**What is asked:** Extract all lines that hold "label" from the records below.

::: Listed records

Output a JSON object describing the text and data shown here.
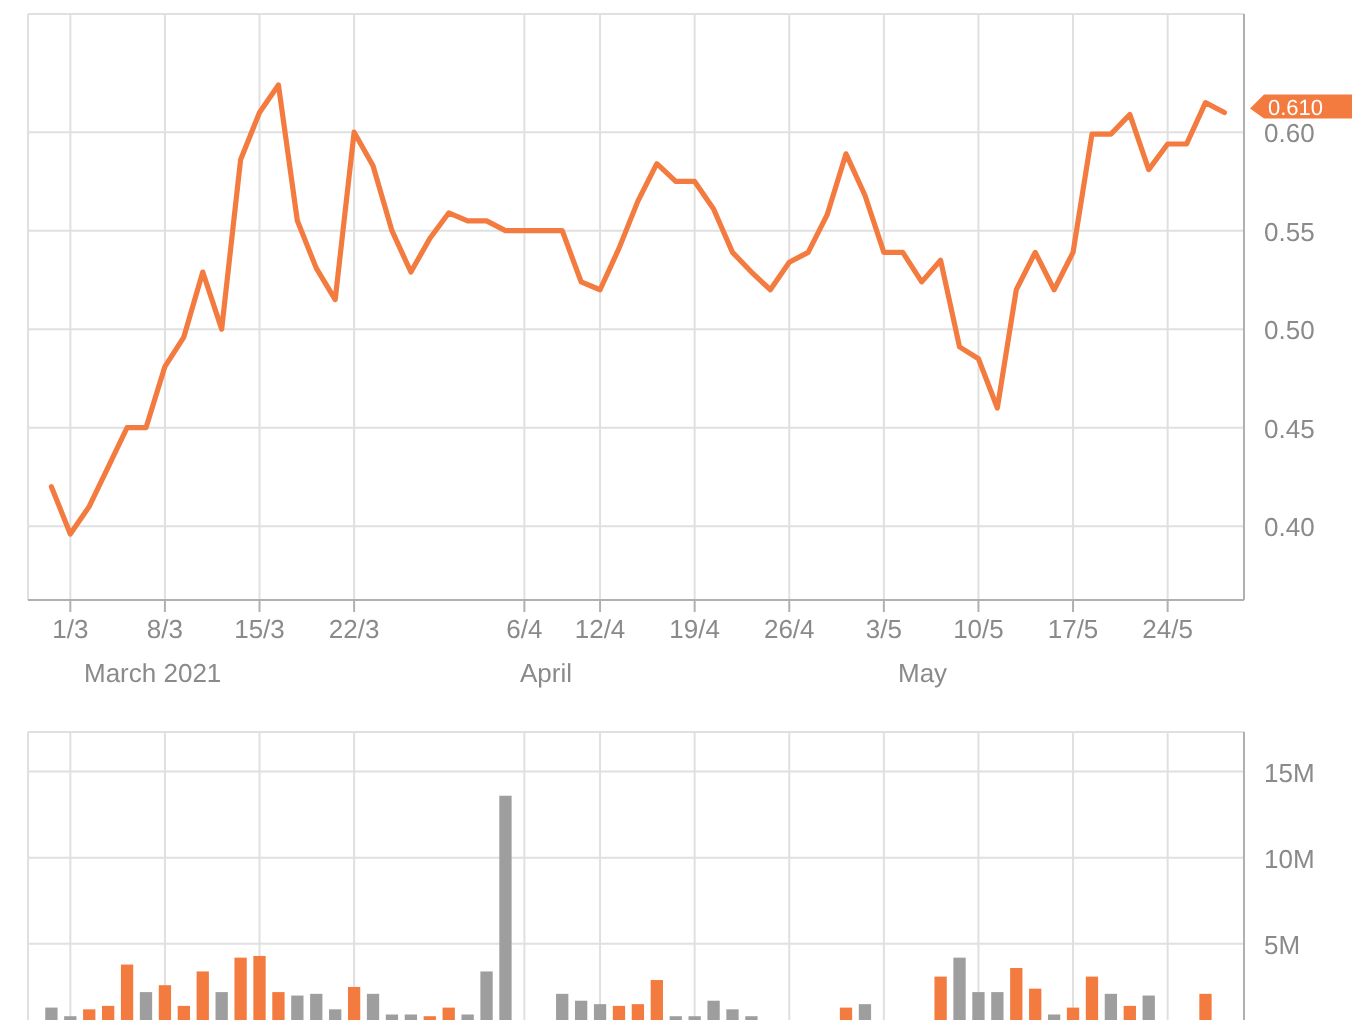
{
  "chart_data": [
    {
      "type": "line",
      "categories": [
        null,
        "1/3",
        null,
        null,
        null,
        null,
        "8/3",
        null,
        null,
        null,
        null,
        "15/3",
        null,
        null,
        null,
        null,
        "22/3",
        null,
        null,
        null,
        null,
        null,
        null,
        null,
        null,
        "6/4",
        null,
        null,
        null,
        "12/4",
        null,
        null,
        null,
        null,
        "19/4",
        null,
        null,
        null,
        null,
        "26/4",
        null,
        null,
        null,
        null,
        "3/5",
        null,
        null,
        null,
        null,
        "10/5",
        null,
        null,
        null,
        null,
        "17/5",
        null,
        null,
        null,
        null,
        "24/5",
        null,
        null,
        null
      ],
      "values": [
        0.42,
        0.396,
        0.41,
        0.43,
        0.45,
        0.45,
        0.481,
        0.496,
        0.529,
        0.5,
        0.586,
        0.61,
        0.624,
        0.555,
        0.531,
        0.515,
        0.6,
        0.583,
        0.55,
        0.529,
        0.546,
        0.559,
        0.555,
        0.555,
        0.55,
        0.55,
        0.55,
        0.55,
        0.524,
        0.52,
        0.541,
        0.565,
        0.584,
        0.575,
        0.575,
        0.561,
        0.539,
        0.529,
        0.52,
        0.534,
        0.539,
        0.558,
        0.589,
        0.568,
        0.539,
        0.539,
        0.524,
        0.535,
        0.491,
        0.485,
        0.46,
        0.52,
        0.539,
        0.52,
        0.539,
        0.599,
        0.599,
        0.609,
        0.581,
        0.594,
        0.594,
        0.615,
        0.61
      ],
      "color": "#f47b3f",
      "ylim": [
        0.3625,
        0.66
      ],
      "yticks": [
        {
          "value": 0.4,
          "label": "0.40"
        },
        {
          "value": 0.45,
          "label": "0.45"
        },
        {
          "value": 0.5,
          "label": "0.50"
        },
        {
          "value": 0.55,
          "label": "0.55"
        },
        {
          "value": 0.6,
          "label": "0.60"
        }
      ],
      "grid": true,
      "annotations": [
        "March 2021",
        "April",
        "May",
        "0.610"
      ]
    },
    {
      "type": "bar",
      "categories": [
        null,
        null,
        null,
        null,
        null,
        null,
        null,
        null,
        null,
        null,
        null,
        null,
        null,
        null,
        null,
        null,
        null,
        null,
        null,
        null,
        null,
        null,
        null,
        null,
        null,
        null,
        null,
        null,
        null,
        null,
        null,
        null,
        null,
        null,
        null,
        null,
        null,
        null,
        null,
        null,
        null,
        null,
        null,
        null,
        null,
        null,
        null,
        null,
        null,
        null,
        null,
        null,
        null,
        null,
        null,
        null,
        null,
        null,
        null,
        null,
        null,
        null,
        null
      ],
      "values": [
        1.3,
        0.8,
        1.2,
        1.4,
        3.8,
        2.2,
        2.6,
        1.4,
        3.4,
        2.2,
        4.2,
        4.3,
        2.2,
        2.0,
        2.1,
        1.2,
        2.5,
        2.1,
        0.9,
        0.9,
        0.8,
        1.3,
        0.9,
        3.4,
        13.6,
        null,
        null,
        2.1,
        1.7,
        1.5,
        1.4,
        1.5,
        2.9,
        0.8,
        0.8,
        1.7,
        1.2,
        0.8,
        null,
        null,
        null,
        null,
        1.3,
        1.5,
        null,
        null,
        null,
        3.1,
        4.2,
        2.2,
        2.2,
        3.6,
        2.4,
        0.9,
        1.3,
        3.1,
        2.1,
        1.4,
        2.0,
        null,
        null,
        2.1,
        null
      ],
      "colors": [
        "#9e9e9e",
        "#9e9e9e",
        "#f47b3f",
        "#f47b3f",
        "#f47b3f",
        "#9e9e9e",
        "#f47b3f",
        "#f47b3f",
        "#f47b3f",
        "#9e9e9e",
        "#f47b3f",
        "#f47b3f",
        "#f47b3f",
        "#9e9e9e",
        "#9e9e9e",
        "#9e9e9e",
        "#f47b3f",
        "#9e9e9e",
        "#9e9e9e",
        "#9e9e9e",
        "#f47b3f",
        "#f47b3f",
        "#9e9e9e",
        "#9e9e9e",
        "#9e9e9e",
        null,
        null,
        "#9e9e9e",
        "#9e9e9e",
        "#9e9e9e",
        "#f47b3f",
        "#f47b3f",
        "#f47b3f",
        "#9e9e9e",
        "#9e9e9e",
        "#9e9e9e",
        "#9e9e9e",
        "#9e9e9e",
        null,
        null,
        null,
        null,
        "#f47b3f",
        "#9e9e9e",
        null,
        null,
        null,
        "#f47b3f",
        "#9e9e9e",
        "#9e9e9e",
        "#9e9e9e",
        "#f47b3f",
        "#f47b3f",
        "#9e9e9e",
        "#f47b3f",
        "#f47b3f",
        "#9e9e9e",
        "#f47b3f",
        "#9e9e9e",
        null,
        null,
        "#f47b3f",
        null
      ],
      "ylim": [
        0,
        17.3
      ],
      "yticks": [
        {
          "value": 5,
          "label": "5M"
        },
        {
          "value": 10,
          "label": "10M"
        },
        {
          "value": 15,
          "label": "15M"
        }
      ],
      "grid": true
    }
  ]
}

::::::

**Solution for this task:**
          "label": "0.40"
          "label": "0.45"
          "label": "0.50"
          "label": "0.55"
          "label": "0.60"
          "label": "5M"
          "label": "10M"
          "label": "15M"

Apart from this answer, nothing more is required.